Supplied material.
○ ○ ○ ○ ○

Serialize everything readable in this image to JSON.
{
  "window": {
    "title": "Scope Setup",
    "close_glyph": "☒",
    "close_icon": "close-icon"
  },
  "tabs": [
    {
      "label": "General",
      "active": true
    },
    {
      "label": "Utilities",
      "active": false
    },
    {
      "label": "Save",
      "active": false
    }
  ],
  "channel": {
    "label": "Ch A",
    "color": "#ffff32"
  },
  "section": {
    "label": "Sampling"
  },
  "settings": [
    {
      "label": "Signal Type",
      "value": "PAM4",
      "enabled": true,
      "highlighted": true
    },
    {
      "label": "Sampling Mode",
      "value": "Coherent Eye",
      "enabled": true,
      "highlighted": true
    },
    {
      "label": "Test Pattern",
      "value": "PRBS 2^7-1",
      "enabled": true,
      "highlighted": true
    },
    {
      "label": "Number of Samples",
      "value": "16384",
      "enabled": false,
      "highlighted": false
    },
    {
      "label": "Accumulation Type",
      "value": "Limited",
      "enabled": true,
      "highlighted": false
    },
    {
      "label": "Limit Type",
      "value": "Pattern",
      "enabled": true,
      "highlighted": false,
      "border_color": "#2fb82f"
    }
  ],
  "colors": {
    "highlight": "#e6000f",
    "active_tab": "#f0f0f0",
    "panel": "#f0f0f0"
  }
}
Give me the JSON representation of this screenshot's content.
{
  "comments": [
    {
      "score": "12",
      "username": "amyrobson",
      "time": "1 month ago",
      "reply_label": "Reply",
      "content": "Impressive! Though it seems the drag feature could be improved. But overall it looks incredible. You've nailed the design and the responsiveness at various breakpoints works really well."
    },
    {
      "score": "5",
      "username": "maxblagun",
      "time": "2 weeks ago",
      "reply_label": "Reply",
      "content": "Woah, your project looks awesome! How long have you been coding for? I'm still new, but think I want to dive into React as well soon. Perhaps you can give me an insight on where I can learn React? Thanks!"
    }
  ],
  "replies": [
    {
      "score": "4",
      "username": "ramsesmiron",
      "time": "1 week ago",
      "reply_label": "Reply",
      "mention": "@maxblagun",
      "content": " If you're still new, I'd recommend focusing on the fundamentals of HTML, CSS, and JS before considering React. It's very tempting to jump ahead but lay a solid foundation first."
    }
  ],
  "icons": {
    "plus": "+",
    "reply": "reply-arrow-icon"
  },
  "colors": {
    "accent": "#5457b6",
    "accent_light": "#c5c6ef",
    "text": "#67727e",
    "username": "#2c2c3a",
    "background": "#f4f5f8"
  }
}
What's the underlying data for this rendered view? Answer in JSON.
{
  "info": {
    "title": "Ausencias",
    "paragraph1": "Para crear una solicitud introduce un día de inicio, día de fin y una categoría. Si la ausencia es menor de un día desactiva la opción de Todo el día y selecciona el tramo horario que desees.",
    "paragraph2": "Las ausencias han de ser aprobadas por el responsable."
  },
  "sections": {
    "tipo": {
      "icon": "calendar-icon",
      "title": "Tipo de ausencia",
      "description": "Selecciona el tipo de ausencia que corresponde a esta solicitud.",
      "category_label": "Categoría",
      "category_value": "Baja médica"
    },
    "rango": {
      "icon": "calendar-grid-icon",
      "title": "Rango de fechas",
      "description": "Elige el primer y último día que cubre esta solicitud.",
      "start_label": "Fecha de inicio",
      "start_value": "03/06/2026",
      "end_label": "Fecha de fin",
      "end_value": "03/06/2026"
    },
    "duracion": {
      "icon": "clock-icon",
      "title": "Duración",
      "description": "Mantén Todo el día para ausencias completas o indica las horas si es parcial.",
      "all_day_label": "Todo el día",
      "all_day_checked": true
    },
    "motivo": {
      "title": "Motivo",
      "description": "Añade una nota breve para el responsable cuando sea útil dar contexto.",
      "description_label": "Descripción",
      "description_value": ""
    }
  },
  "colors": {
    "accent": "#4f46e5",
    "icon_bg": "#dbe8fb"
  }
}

○ ○ ○ ○ ○

Set task.
Extract, from the material above, each line holding the word "esta".

Full output.
      "description": "Selecciona el tipo de ausencia que corresponde a esta solicitud.",
      "description": "Elige el primer y último día que cubre esta solicitud.",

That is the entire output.